Collect from the data below each line with "JSON".

• _Data for processing_
=-=-=-=-=
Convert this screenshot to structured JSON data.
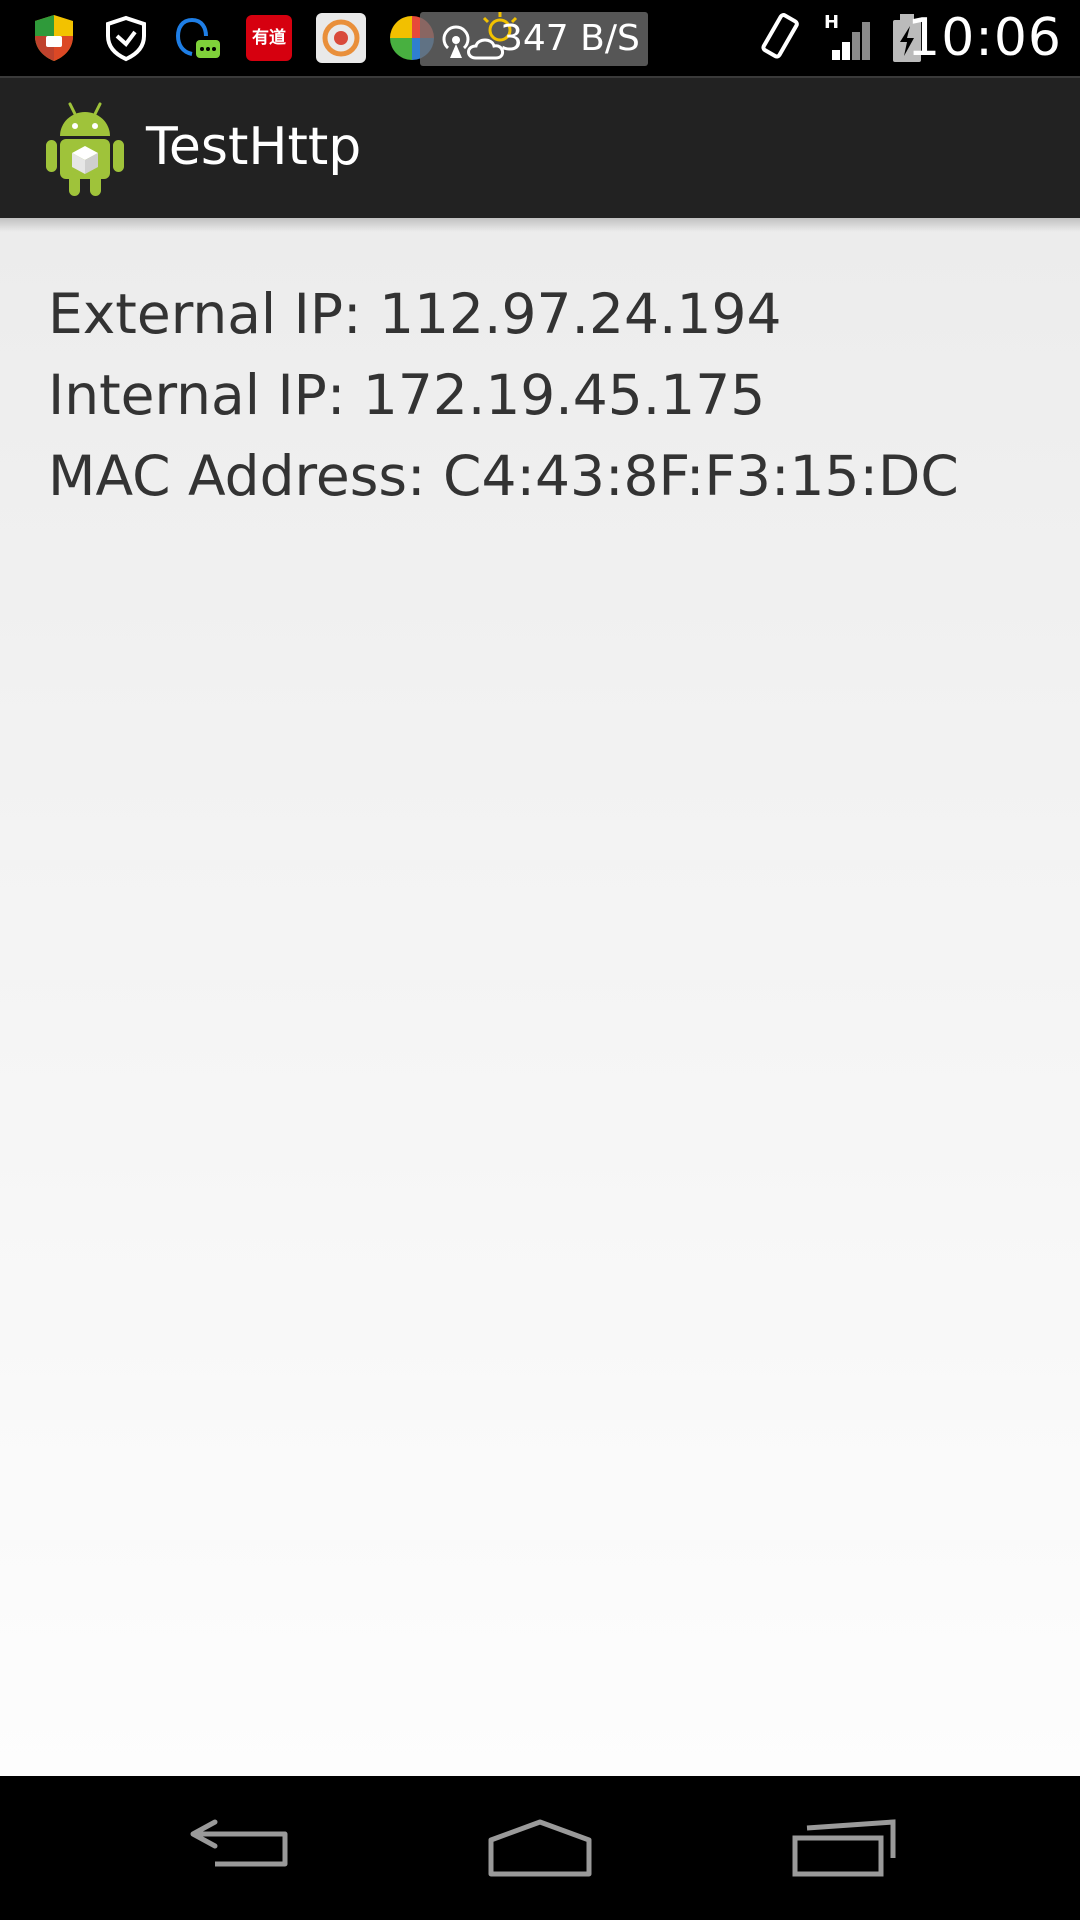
{
  "status_bar": {
    "notification_icons": [
      "shield-icon",
      "vpn-shield-icon",
      "qq-chat-icon",
      "youdao-icon",
      "app-badge-icon",
      "color-wheel-icon",
      "hotspot-icon",
      "weather-icon"
    ],
    "net_speed": "347 B/S",
    "network_type": "H",
    "time": "10:06"
  },
  "action_bar": {
    "title": "TestHttp",
    "icon": "android-robot-icon"
  },
  "info": {
    "external_ip": "External IP: 112.97.24.194",
    "internal_ip": "Internal IP: 172.19.45.175",
    "mac_address": "MAC Address: C4:43:8F:F3:15:DC"
  },
  "nav_bar": {
    "buttons": [
      "back-icon",
      "home-icon",
      "recents-icon"
    ]
  },
  "colors": {
    "action_bar_bg": "#222222",
    "content_text": "#333333",
    "android_green": "#9fc33a"
  }
}
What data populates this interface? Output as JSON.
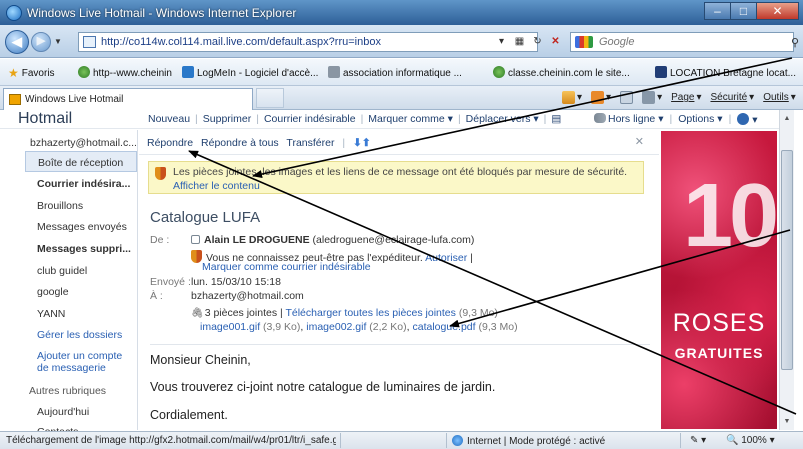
{
  "browser": {
    "window_title": "Windows Live Hotmail - Windows Internet Explorer",
    "url": "http://co114w.col114.mail.live.com/default.aspx?rru=inbox",
    "search_placeholder": "Google",
    "favorites_label": "Favoris",
    "favorites": [
      "http--www.cheinin",
      "LogMeIn - Logiciel d'accè...",
      "association informatique ...",
      "classe.cheinin.com le site...",
      "LOCATION Bretagne locat..."
    ],
    "tab_title": "Windows Live Hotmail",
    "commands": {
      "page": "Page",
      "security": "Sécurité",
      "tools": "Outils"
    },
    "status": {
      "text": "Téléchargement de l'image http://gfx2.hotmail.com/mail/w4/pr01/ltr/i_safe.g",
      "zone": "Internet | Mode protégé : activé",
      "zoom": "100%"
    }
  },
  "app": {
    "brand": "Hotmail",
    "toolbar": [
      "Nouveau",
      "Supprimer",
      "Courrier indésirable",
      "Marquer comme ▾",
      "Déplacer vers ▾"
    ],
    "presence": "Hors ligne ▾",
    "options": "Options ▾"
  },
  "sidebar": {
    "account": "bzhazerty@hotmail.c...",
    "folders": [
      {
        "label": "Boîte de réception",
        "active": true
      },
      {
        "label": "Courrier indésira...",
        "bold": true
      },
      {
        "label": "Brouillons"
      },
      {
        "label": "Messages envoyés"
      },
      {
        "label": "Messages suppri...",
        "bold": true
      },
      {
        "label": "club guidel"
      },
      {
        "label": "google"
      },
      {
        "label": "YANN"
      }
    ],
    "manage_folders": "Gérer les dossiers",
    "add_account": [
      "Ajouter un compte",
      "de messagerie"
    ],
    "other_heading": "Autres rubriques",
    "other_items": [
      "Aujourd'hui",
      "Contacts"
    ]
  },
  "message": {
    "actions": [
      "Répondre",
      "Répondre à tous",
      "Transférer"
    ],
    "warning": "Les pièces jointes, les images et les liens de ce message ont été bloqués par mesure de sécurité.",
    "show_content": "Afficher le contenu",
    "subject": "Catalogue LUFA",
    "labels": {
      "from": "De :",
      "sent": "Envoyé :",
      "to": "À :"
    },
    "from_name": "Alain LE DROGUENE",
    "from_email": "(aledroguene@eclairage-lufa.com)",
    "unknown_sender": "Vous ne connaissez peut-être pas l'expéditeur.",
    "authorize": "Autoriser",
    "mark_junk": "Marquer comme courrier indésirable",
    "sent": "lun. 15/03/10 15:18",
    "to": "bzhazerty@hotmail.com",
    "attachments_count": "3 pièces jointes",
    "download_all": "Télécharger toutes les pièces jointes",
    "download_size": "(9,3 Mo)",
    "files": [
      {
        "name": "image001.gif",
        "size": "(3,9 Ko)"
      },
      {
        "name": "image002.gif",
        "size": "(2,2 Ko)"
      },
      {
        "name": "catalogue.pdf",
        "size": "(9,3 Mo)"
      }
    ],
    "body": [
      "Monsieur Cheinin,",
      "Vous trouverez ci-joint notre catalogue de luminaires de jardin.",
      "Cordialement."
    ]
  },
  "ad": {
    "big": "10",
    "line1": "ROSES",
    "line2": "GRATUITES"
  }
}
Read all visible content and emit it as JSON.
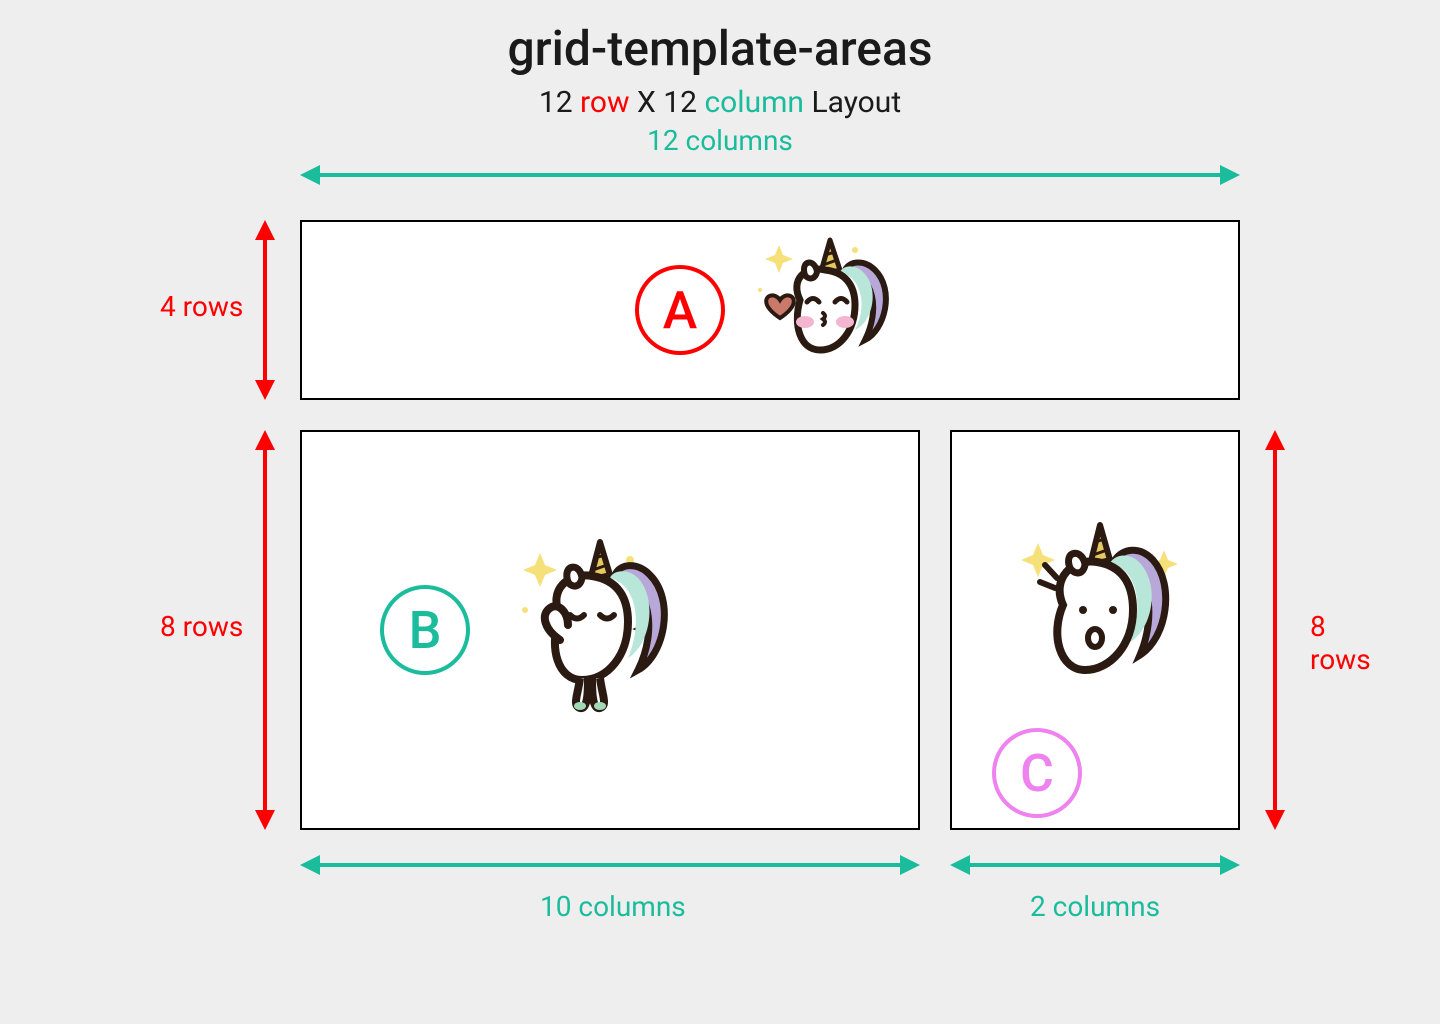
{
  "title": "grid-template-areas",
  "subtitle": {
    "num_rows": "12",
    "row_word": "row",
    "x": "X",
    "num_cols": "12",
    "col_word": "column",
    "layout": "Layout"
  },
  "areas": {
    "a": {
      "letter": "A",
      "rows_label": "4 rows",
      "cols_label": "12 columns"
    },
    "b": {
      "letter": "B",
      "rows_label": "8 rows",
      "cols_label": "10 columns"
    },
    "c": {
      "letter": "C",
      "rows_label": "8 rows",
      "cols_label": "2 columns"
    }
  },
  "colors": {
    "red": "#ff0000",
    "teal": "#1abc9c",
    "pink": "#ee82ee"
  },
  "chart_data": {
    "type": "table",
    "title": "grid-template-areas 12x12 layout",
    "grid_rows": 12,
    "grid_cols": 12,
    "areas": [
      {
        "name": "A",
        "rows": 4,
        "cols": 12
      },
      {
        "name": "B",
        "rows": 8,
        "cols": 10
      },
      {
        "name": "C",
        "rows": 8,
        "cols": 2
      }
    ]
  }
}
=-=-=-=-=
• _Response to this exercise_
Convert this screenshot to structured JSON data.
What data populates this interface? Output as JSON.
Read all visible content and emit it as JSON.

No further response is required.